Look for the string "this" in the lines and copy each line that has it.

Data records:
┄┄┄┄┄┄┄┄┄┄
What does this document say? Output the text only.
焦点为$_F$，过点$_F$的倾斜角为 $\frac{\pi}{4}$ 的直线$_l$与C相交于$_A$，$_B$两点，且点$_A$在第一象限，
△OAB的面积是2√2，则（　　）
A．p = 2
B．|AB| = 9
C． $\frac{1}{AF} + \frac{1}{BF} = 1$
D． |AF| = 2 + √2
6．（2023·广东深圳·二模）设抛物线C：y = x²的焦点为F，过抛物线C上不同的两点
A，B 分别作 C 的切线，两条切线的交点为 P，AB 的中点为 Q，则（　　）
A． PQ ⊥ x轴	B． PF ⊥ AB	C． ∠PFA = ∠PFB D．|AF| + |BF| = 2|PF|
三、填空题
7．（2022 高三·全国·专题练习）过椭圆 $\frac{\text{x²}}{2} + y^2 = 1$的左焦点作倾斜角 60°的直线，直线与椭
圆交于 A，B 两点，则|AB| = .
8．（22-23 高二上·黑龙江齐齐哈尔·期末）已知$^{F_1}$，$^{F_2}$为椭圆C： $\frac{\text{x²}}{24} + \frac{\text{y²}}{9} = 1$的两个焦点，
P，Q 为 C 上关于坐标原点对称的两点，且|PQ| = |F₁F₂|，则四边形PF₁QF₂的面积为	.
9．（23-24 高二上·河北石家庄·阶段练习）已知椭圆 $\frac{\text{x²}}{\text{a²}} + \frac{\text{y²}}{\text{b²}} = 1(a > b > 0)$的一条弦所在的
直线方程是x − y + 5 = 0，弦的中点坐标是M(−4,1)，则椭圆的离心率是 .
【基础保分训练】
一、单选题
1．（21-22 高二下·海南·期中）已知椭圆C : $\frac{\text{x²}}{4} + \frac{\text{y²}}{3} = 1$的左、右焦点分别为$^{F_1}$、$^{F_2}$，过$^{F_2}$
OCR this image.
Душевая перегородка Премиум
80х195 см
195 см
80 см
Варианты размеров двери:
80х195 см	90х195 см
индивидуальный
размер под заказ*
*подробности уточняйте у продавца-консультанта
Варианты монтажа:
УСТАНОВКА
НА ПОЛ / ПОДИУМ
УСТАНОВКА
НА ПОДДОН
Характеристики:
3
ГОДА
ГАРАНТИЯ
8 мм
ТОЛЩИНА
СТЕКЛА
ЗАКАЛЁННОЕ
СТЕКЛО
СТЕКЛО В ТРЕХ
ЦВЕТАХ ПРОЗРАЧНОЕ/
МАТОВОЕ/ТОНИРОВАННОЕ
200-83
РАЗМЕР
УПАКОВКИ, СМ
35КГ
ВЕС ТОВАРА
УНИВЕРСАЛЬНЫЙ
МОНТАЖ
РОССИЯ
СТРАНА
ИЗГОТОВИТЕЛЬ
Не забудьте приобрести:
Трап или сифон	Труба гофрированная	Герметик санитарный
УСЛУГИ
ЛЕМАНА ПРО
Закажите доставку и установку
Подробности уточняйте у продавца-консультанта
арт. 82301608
┄┄┄┄┄┄┄┄┄┄
■ THE OUTPUT ■
What does this document say? Output the text only.
OCR this image.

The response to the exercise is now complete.